Below is a listing to write out in full, exactly as given, without its pictures.

======

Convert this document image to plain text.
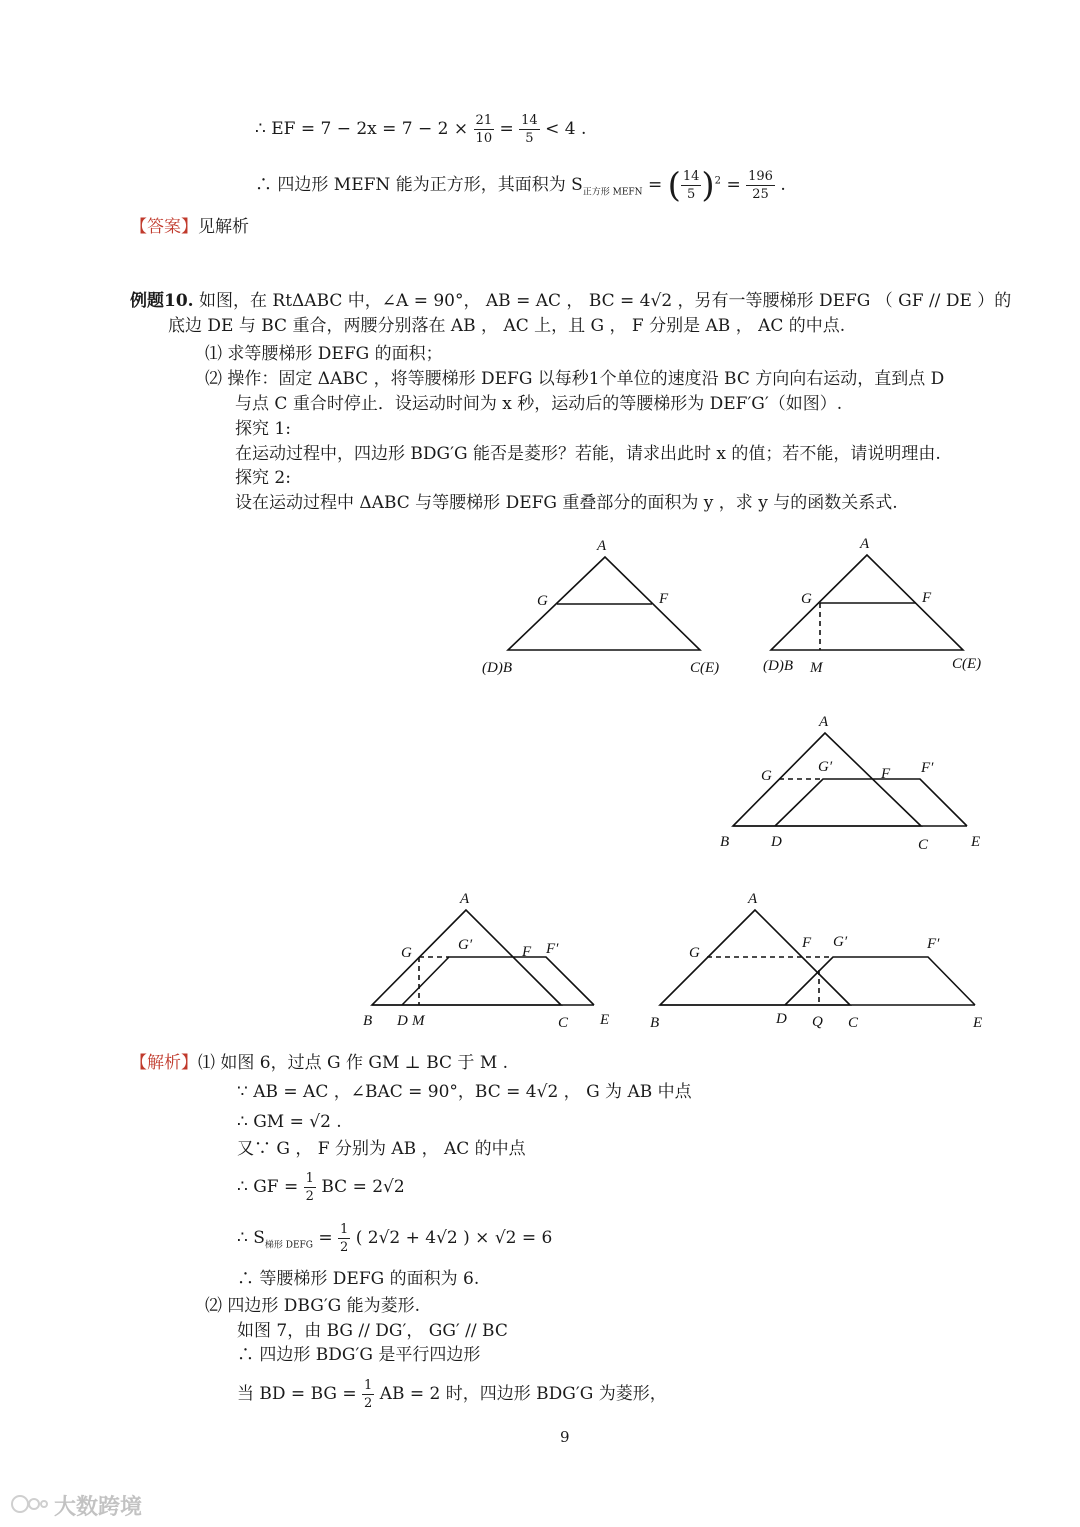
∴ EF = $7 - 2x = 7 - 2 \times \frac{21}{10} = \frac{14}{5} < 4$ .
∴ 四边形 MEFN 能为正方形，其面积为 $S_{正方形 MEFN}$ = ( $\frac{14}{5} )^2 = \frac{196}{25}$ .
【答案】见解析
例题10. 如图，在 RtΔABC 中，∠A = 90°， AB = AC ， BC = 4√2 ，另有一等腰梯形 DEFG （ GF // DE ）的
底边 DE 与 BC 重合，两腰分别落在 AB ， AC 上，且 G ， F 分别是 AB ， AC 的中点.
⑴ 求等腰梯形 DEFG 的面积；
⑵ 操作：固定 ΔABC ，将等腰梯形 DEFG 以每秒1个单位的速度沿 BC 方向向右运动，直到点 D
与点 C 重合时停止．设运动时间为 x 秒，运动后的等腰梯形为 DEF′G′（如图）.
探究 1:
在运动过程中，四边形 BDG′G 能否是菱形？若能，请求出此时 x 的值；若不能，请说明理由.
探究 2:
设在运动过程中 ΔABC 与等腰梯形 DEFG 重叠部分的面积为 y ，求 y 与的函数关系式.
A
G	F
(D)B	C(E)
A
G	F
(D)B M	C(E)
A
G
G′	F F′
B	D	C	E
A
G	G′	F F′
B D M	C E
A
G
F G′	F′
B	D Q C	E
【解析】⑴ 如图 6，过点 G 作 GM ⊥ BC 于 M .
∵ AB = AC ，∠BAC = 90°，BC = 4√2 ， G 为 AB 中点
∴ GM = √2 .
又∵ G ， F 分别为 AB ， AC 的中点
∴ GF = $\frac{1}{2}$ BC = 2√2
∴ $S_{梯形 DEFG} = \frac{1}{2}$ ( 2√2 + 4√2 ) × √2 = 6
∴ 等腰梯形 DEFG 的面积为 6.
⑵ 四边形 DBG′G 能为菱形.
如图 7，由 BG // DG′， GG′ // BC
∴ 四边形 BDG′G 是平行四边形
当 BD = BG = $\frac{1}{2}$ AB = 2 时，四边形 BDG′G 为菱形，
9
大数跨境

======

● **Task response**
Convert this document image to plain text.
∴ EF = $7 - 2x = 7 - 2 \times \frac{21}{10} = \frac{14}{5} < 4$ .
∴ 四边形 MEFN 能为正方形，其面积为 $S_{正方形 MEFN}$ = ( $\frac{14}{5} )^2 = \frac{196}{25}$ .
【答案】见解析
例题10. 如图，在 RtΔABC 中，∠A = 90°， AB = AC ， BC = 4√2 ，另有一等腰梯形 DEFG （ GF // DE ）的
底边 DE 与 BC 重合，两腰分别落在 AB ， AC 上，且 G ， F 分别是 AB ， AC 的中点.
⑴ 求等腰梯形 DEFG 的面积；
⑵ 操作：固定 ΔABC ，将等腰梯形 DEFG 以每秒1个单位的速度沿 BC 方向向右运动，直到点 D
与点 C 重合时停止．设运动时间为 x 秒，运动后的等腰梯形为 DEF′G′（如图）.
探究 1:
在运动过程中，四边形 BDG′G 能否是菱形？若能，请求出此时 x 的值；若不能，请说明理由.
探究 2:
设在运动过程中 ΔABC 与等腰梯形 DEFG 重叠部分的面积为 y ，求 y 与的函数关系式.
A
G	F
(D)B	C(E)
A
G	F
(D)B M	C(E)
A
G
G′	F F′
B	D	C	E
A
G	G′	F F′
B D M	C E
A
G
F G′	F′
B	D Q C	E
【解析】⑴ 如图 6，过点 G 作 GM ⊥ BC 于 M .
∵ AB = AC ，∠BAC = 90°，BC = 4√2 ， G 为 AB 中点
∴ GM = √2 .
又∵ G ， F 分别为 AB ， AC 的中点
∴ GF = $\frac{1}{2}$ BC = 2√2
∴ $S_{梯形 DEFG} = \frac{1}{2}$ ( 2√2 + 4√2 ) × √2 = 6
∴ 等腰梯形 DEFG 的面积为 6.
⑵ 四边形 DBG′G 能为菱形.
如图 7，由 BG // DG′， GG′ // BC
∴ 四边形 BDG′G 是平行四边形
当 BD = BG = $\frac{1}{2}$ AB = 2 时，四边形 BDG′G 为菱形，
9
大数跨境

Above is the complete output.